[Start of Recorded data]

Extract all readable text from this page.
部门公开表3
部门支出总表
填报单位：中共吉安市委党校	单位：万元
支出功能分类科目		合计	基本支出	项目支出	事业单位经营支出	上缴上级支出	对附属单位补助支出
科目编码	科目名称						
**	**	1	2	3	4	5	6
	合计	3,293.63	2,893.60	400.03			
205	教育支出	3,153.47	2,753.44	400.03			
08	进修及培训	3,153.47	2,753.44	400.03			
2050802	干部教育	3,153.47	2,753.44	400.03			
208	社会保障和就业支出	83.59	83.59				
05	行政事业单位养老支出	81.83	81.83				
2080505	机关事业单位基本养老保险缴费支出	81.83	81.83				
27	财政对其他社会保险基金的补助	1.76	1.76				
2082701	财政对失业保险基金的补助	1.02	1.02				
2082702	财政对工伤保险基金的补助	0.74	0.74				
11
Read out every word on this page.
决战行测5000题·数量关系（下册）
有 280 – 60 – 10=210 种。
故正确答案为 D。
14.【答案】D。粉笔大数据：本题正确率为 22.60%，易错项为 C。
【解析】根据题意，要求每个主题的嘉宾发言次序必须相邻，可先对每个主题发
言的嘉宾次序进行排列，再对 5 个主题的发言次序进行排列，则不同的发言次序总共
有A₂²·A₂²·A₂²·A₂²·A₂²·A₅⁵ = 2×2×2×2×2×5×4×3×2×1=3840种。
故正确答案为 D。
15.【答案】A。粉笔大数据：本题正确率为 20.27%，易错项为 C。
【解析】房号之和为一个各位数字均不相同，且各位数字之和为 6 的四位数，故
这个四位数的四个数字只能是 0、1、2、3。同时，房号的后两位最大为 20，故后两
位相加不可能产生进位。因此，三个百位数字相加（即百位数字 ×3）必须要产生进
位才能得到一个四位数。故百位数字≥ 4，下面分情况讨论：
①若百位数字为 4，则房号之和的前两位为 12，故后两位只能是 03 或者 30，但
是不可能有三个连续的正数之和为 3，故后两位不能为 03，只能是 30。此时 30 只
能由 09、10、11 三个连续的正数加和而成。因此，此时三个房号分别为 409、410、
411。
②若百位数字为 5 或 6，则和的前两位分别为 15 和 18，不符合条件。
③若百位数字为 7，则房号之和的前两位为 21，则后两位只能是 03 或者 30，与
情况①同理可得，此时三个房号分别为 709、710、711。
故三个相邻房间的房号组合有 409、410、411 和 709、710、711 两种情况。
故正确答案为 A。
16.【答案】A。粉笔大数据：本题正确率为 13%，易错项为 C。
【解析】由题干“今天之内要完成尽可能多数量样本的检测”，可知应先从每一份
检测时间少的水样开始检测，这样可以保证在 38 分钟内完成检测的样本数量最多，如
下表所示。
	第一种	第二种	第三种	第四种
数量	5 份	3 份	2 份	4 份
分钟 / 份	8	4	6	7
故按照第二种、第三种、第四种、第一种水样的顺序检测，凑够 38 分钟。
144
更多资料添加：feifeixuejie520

[End of Recorded data]

● Exercise description: Copy the data above exactly. Every line must be included.

● Exercise output:
Extract all readable text from this page.
部门公开表3
部门支出总表
填报单位：中共吉安市委党校	单位：万元
支出功能分类科目		合计	基本支出	项目支出	事业单位经营支出	上缴上级支出	对附属单位补助支出
科目编码	科目名称						
**	**	1	2	3	4	5	6
	合计	3,293.63	2,893.60	400.03			
205	教育支出	3,153.47	2,753.44	400.03			
08	进修及培训	3,153.47	2,753.44	400.03			
2050802	干部教育	3,153.47	2,753.44	400.03			
208	社会保障和就业支出	83.59	83.59				
05	行政事业单位养老支出	81.83	81.83				
2080505	机关事业单位基本养老保险缴费支出	81.83	81.83				
27	财政对其他社会保险基金的补助	1.76	1.76				
2082701	财政对失业保险基金的补助	1.02	1.02				
2082702	财政对工伤保险基金的补助	0.74	0.74				
11
Read out every word on this page.
决战行测5000题·数量关系（下册）
有 280 – 60 – 10=210 种。
故正确答案为 D。
14.【答案】D。粉笔大数据：本题正确率为 22.60%，易错项为 C。
【解析】根据题意，要求每个主题的嘉宾发言次序必须相邻，可先对每个主题发
言的嘉宾次序进行排列，再对 5 个主题的发言次序进行排列，则不同的发言次序总共
有A₂²·A₂²·A₂²·A₂²·A₂²·A₅⁵ = 2×2×2×2×2×5×4×3×2×1=3840种。
故正确答案为 D。
15.【答案】A。粉笔大数据：本题正确率为 20.27%，易错项为 C。
【解析】房号之和为一个各位数字均不相同，且各位数字之和为 6 的四位数，故
这个四位数的四个数字只能是 0、1、2、3。同时，房号的后两位最大为 20，故后两
位相加不可能产生进位。因此，三个百位数字相加（即百位数字 ×3）必须要产生进
位才能得到一个四位数。故百位数字≥ 4，下面分情况讨论：
①若百位数字为 4，则房号之和的前两位为 12，故后两位只能是 03 或者 30，但
是不可能有三个连续的正数之和为 3，故后两位不能为 03，只能是 30。此时 30 只
能由 09、10、11 三个连续的正数加和而成。因此，此时三个房号分别为 409、410、
411。
②若百位数字为 5 或 6，则和的前两位分别为 15 和 18，不符合条件。
③若百位数字为 7，则房号之和的前两位为 21，则后两位只能是 03 或者 30，与
情况①同理可得，此时三个房号分别为 709、710、711。
故三个相邻房间的房号组合有 409、410、411 和 709、710、711 两种情况。
故正确答案为 A。
16.【答案】A。粉笔大数据：本题正确率为 13%，易错项为 C。
【解析】由题干“今天之内要完成尽可能多数量样本的检测”，可知应先从每一份
检测时间少的水样开始检测，这样可以保证在 38 分钟内完成检测的样本数量最多，如
下表所示。
	第一种	第二种	第三种	第四种
数量	5 份	3 份	2 份	4 份
分钟 / 份	8	4	6	7
故按照第二种、第三种、第四种、第一种水样的顺序检测，凑够 38 分钟。
144
更多资料添加：feifeixuejie520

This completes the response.